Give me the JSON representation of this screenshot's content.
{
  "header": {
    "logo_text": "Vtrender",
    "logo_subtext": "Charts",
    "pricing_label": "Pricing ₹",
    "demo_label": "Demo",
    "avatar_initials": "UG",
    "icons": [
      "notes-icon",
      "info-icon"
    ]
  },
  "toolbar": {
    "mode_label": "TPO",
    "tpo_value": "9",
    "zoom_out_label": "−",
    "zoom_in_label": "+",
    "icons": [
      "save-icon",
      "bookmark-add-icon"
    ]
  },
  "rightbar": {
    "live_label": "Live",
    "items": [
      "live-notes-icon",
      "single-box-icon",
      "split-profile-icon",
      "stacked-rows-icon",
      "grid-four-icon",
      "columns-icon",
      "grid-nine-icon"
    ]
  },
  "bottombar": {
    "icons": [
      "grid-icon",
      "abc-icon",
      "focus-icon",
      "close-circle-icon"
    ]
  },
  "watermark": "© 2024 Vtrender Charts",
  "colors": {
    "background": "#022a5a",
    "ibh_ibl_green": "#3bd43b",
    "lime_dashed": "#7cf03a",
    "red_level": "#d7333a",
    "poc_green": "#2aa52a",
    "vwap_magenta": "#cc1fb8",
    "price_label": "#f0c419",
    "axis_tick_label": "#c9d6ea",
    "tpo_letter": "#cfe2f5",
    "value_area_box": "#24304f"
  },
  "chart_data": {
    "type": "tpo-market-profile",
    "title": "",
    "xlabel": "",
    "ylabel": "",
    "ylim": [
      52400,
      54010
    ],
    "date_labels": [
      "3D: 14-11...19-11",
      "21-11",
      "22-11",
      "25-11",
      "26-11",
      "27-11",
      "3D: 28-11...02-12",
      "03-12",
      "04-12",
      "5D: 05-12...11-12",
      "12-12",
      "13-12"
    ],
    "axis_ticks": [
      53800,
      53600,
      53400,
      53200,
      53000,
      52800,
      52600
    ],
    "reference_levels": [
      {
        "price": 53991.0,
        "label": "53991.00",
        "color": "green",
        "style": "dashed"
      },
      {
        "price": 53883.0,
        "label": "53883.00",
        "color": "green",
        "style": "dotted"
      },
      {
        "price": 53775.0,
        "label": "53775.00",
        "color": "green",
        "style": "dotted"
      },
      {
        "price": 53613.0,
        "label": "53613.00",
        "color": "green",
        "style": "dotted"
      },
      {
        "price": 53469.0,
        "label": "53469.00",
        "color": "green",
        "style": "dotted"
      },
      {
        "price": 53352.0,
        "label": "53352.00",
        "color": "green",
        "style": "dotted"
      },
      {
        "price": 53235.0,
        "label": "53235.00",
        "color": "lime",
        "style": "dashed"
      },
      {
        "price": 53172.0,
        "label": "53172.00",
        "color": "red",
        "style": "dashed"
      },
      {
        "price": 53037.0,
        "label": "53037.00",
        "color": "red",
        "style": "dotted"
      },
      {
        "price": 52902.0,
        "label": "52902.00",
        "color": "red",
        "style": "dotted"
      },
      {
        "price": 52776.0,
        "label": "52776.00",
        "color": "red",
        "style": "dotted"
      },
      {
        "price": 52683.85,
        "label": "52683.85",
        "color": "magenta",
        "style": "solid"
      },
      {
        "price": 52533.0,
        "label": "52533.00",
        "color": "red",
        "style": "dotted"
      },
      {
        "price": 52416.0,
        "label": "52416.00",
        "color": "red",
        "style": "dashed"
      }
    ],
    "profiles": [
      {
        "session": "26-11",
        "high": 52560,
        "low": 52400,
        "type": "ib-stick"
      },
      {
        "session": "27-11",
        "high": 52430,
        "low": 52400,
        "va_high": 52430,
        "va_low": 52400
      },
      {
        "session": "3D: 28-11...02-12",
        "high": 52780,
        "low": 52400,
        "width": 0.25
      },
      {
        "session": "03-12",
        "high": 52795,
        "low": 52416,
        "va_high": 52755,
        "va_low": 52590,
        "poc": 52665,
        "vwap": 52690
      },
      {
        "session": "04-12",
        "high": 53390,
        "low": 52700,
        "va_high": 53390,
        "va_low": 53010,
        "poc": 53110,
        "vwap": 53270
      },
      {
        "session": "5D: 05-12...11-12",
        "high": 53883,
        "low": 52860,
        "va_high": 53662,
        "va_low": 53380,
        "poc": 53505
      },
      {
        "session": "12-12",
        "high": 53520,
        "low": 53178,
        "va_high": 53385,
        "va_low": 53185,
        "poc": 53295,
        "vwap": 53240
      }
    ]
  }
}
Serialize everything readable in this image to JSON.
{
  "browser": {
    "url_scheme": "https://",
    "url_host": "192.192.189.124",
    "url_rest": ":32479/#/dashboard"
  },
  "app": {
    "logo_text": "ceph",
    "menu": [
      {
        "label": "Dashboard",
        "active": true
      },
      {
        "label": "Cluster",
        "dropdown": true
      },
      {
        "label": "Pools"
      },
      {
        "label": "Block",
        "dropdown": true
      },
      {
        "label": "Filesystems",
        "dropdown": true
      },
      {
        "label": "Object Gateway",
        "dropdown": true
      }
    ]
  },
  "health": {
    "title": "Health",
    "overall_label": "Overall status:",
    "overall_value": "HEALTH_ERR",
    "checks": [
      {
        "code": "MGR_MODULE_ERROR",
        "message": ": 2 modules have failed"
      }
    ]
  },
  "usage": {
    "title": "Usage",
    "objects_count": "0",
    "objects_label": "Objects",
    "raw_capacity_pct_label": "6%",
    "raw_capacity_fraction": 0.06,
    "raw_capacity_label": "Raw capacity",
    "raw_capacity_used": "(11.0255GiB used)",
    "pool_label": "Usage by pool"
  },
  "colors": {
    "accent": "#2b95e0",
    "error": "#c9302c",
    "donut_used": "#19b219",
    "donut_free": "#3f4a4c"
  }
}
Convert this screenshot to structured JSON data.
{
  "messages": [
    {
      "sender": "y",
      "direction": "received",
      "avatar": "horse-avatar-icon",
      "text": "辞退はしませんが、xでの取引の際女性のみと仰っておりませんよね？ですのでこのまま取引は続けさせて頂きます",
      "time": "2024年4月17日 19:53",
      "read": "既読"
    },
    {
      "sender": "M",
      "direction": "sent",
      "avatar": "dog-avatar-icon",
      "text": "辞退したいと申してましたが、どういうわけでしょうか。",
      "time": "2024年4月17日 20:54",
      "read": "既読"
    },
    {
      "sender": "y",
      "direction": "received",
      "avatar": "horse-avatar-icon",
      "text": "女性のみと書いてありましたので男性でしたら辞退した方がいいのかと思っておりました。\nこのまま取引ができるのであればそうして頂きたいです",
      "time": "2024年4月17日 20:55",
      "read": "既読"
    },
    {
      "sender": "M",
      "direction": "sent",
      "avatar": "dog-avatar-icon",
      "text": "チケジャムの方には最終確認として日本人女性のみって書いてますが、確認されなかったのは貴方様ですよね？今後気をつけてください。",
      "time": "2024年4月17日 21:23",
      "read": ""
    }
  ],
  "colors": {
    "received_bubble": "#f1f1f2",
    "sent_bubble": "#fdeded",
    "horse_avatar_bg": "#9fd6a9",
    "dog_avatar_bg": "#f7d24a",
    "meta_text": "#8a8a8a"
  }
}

● PROMPT: Repeat the listing in full, keeping every line exactly as it is.

● RESPONSE FOR THIS EXERCISE:
Give me the JSON representation of this screenshot's content.
{
  "header": {
    "logo_text": "Vtrender",
    "logo_subtext": "Charts",
    "pricing_label": "Pricing ₹",
    "demo_label": "Demo",
    "avatar_initials": "UG",
    "icons": [
      "notes-icon",
      "info-icon"
    ]
  },
  "toolbar": {
    "mode_label": "TPO",
    "tpo_value": "9",
    "zoom_out_label": "−",
    "zoom_in_label": "+",
    "icons": [
      "save-icon",
      "bookmark-add-icon"
    ]
  },
  "rightbar": {
    "live_label": "Live",
    "items": [
      "live-notes-icon",
      "single-box-icon",
      "split-profile-icon",
      "stacked-rows-icon",
      "grid-four-icon",
      "columns-icon",
      "grid-nine-icon"
    ]
  },
  "bottombar": {
    "icons": [
      "grid-icon",
      "abc-icon",
      "focus-icon",
      "close-circle-icon"
    ]
  },
  "watermark": "© 2024 Vtrender Charts",
  "colors": {
    "background": "#022a5a",
    "ibh_ibl_green": "#3bd43b",
    "lime_dashed": "#7cf03a",
    "red_level": "#d7333a",
    "poc_green": "#2aa52a",
    "vwap_magenta": "#cc1fb8",
    "price_label": "#f0c419",
    "axis_tick_label": "#c9d6ea",
    "tpo_letter": "#cfe2f5",
    "value_area_box": "#24304f"
  },
  "chart_data": {
    "type": "tpo-market-profile",
    "title": "",
    "xlabel": "",
    "ylabel": "",
    "ylim": [
      52400,
      54010
    ],
    "date_labels": [
      "3D: 14-11...19-11",
      "21-11",
      "22-11",
      "25-11",
      "26-11",
      "27-11",
      "3D: 28-11...02-12",
      "03-12",
      "04-12",
      "5D: 05-12...11-12",
      "12-12",
      "13-12"
    ],
    "axis_ticks": [
      53800,
      53600,
      53400,
      53200,
      53000,
      52800,
      52600
    ],
    "reference_levels": [
      {
        "price": 53991.0,
        "label": "53991.00",
        "color": "green",
        "style": "dashed"
      },
      {
        "price": 53883.0,
        "label": "53883.00",
        "color": "green",
        "style": "dotted"
      },
      {
        "price": 53775.0,
        "label": "53775.00",
        "color": "green",
        "style": "dotted"
      },
      {
        "price": 53613.0,
        "label": "53613.00",
        "color": "green",
        "style": "dotted"
      },
      {
        "price": 53469.0,
        "label": "53469.00",
        "color": "green",
        "style": "dotted"
      },
      {
        "price": 53352.0,
        "label": "53352.00",
        "color": "green",
        "style": "dotted"
      },
      {
        "price": 53235.0,
        "label": "53235.00",
        "color": "lime",
        "style": "dashed"
      },
      {
        "price": 53172.0,
        "label": "53172.00",
        "color": "red",
        "style": "dashed"
      },
      {
        "price": 53037.0,
        "label": "53037.00",
        "color": "red",
        "style": "dotted"
      },
      {
        "price": 52902.0,
        "label": "52902.00",
        "color": "red",
        "style": "dotted"
      },
      {
        "price": 52776.0,
        "label": "52776.00",
        "color": "red",
        "style": "dotted"
      },
      {
        "price": 52683.85,
        "label": "52683.85",
        "color": "magenta",
        "style": "solid"
      },
      {
        "price": 52533.0,
        "label": "52533.00",
        "color": "red",
        "style": "dotted"
      },
      {
        "price": 52416.0,
        "label": "52416.00",
        "color": "red",
        "style": "dashed"
      }
    ],
    "profiles": [
      {
        "session": "26-11",
        "high": 52560,
        "low": 52400,
        "type": "ib-stick"
      },
      {
        "session": "27-11",
        "high": 52430,
        "low": 52400,
        "va_high": 52430,
        "va_low": 52400
      },
      {
        "session": "3D: 28-11...02-12",
        "high": 52780,
        "low": 52400,
        "width": 0.25
      },
      {
        "session": "03-12",
        "high": 52795,
        "low": 52416,
        "va_high": 52755,
        "va_low": 52590,
        "poc": 52665,
        "vwap": 52690
      },
      {
        "session": "04-12",
        "high": 53390,
        "low": 52700,
        "va_high": 53390,
        "va_low": 53010,
        "poc": 53110,
        "vwap": 53270
      },
      {
        "session": "5D: 05-12...11-12",
        "high": 53883,
        "low": 52860,
        "va_high": 53662,
        "va_low": 53380,
        "poc": 53505
      },
      {
        "session": "12-12",
        "high": 53520,
        "low": 53178,
        "va_high": 53385,
        "va_low": 53185,
        "poc": 53295,
        "vwap": 53240
      }
    ]
  }
}
Serialize everything readable in this image to JSON.
{
  "browser": {
    "url_scheme": "https://",
    "url_host": "192.192.189.124",
    "url_rest": ":32479/#/dashboard"
  },
  "app": {
    "logo_text": "ceph",
    "menu": [
      {
        "label": "Dashboard",
        "active": true
      },
      {
        "label": "Cluster",
        "dropdown": true
      },
      {
        "label": "Pools"
      },
      {
        "label": "Block",
        "dropdown": true
      },
      {
        "label": "Filesystems",
        "dropdown": true
      },
      {
        "label": "Object Gateway",
        "dropdown": true
      }
    ]
  },
  "health": {
    "title": "Health",
    "overall_label": "Overall status:",
    "overall_value": "HEALTH_ERR",
    "checks": [
      {
        "code": "MGR_MODULE_ERROR",
        "message": ": 2 modules have failed"
      }
    ]
  },
  "usage": {
    "title": "Usage",
    "objects_count": "0",
    "objects_label": "Objects",
    "raw_capacity_pct_label": "6%",
    "raw_capacity_fraction": 0.06,
    "raw_capacity_label": "Raw capacity",
    "raw_capacity_used": "(11.0255GiB used)",
    "pool_label": "Usage by pool"
  },
  "colors": {
    "accent": "#2b95e0",
    "error": "#c9302c",
    "donut_used": "#19b219",
    "donut_free": "#3f4a4c"
  }
}
Convert this screenshot to structured JSON data.
{
  "messages": [
    {
      "sender": "y",
      "direction": "received",
      "avatar": "horse-avatar-icon",
      "text": "辞退はしませんが、xでの取引の際女性のみと仰っておりませんよね？ですのでこのまま取引は続けさせて頂きます",
      "time": "2024年4月17日 19:53",
      "read": "既読"
    },
    {
      "sender": "M",
      "direction": "sent",
      "avatar": "dog-avatar-icon",
      "text": "辞退したいと申してましたが、どういうわけでしょうか。",
      "time": "2024年4月17日 20:54",
      "read": "既読"
    },
    {
      "sender": "y",
      "direction": "received",
      "avatar": "horse-avatar-icon",
      "text": "女性のみと書いてありましたので男性でしたら辞退した方がいいのかと思っておりました。\nこのまま取引ができるのであればそうして頂きたいです",
      "time": "2024年4月17日 20:55",
      "read": "既読"
    },
    {
      "sender": "M",
      "direction": "sent",
      "avatar": "dog-avatar-icon",
      "text": "チケジャムの方には最終確認として日本人女性のみって書いてますが、確認されなかったのは貴方様ですよね？今後気をつけてください。",
      "time": "2024年4月17日 21:23",
      "read": ""
    }
  ],
  "colors": {
    "received_bubble": "#f1f1f2",
    "sent_bubble": "#fdeded",
    "horse_avatar_bg": "#9fd6a9",
    "dog_avatar_bg": "#f7d24a",
    "meta_text": "#8a8a8a"
  }
}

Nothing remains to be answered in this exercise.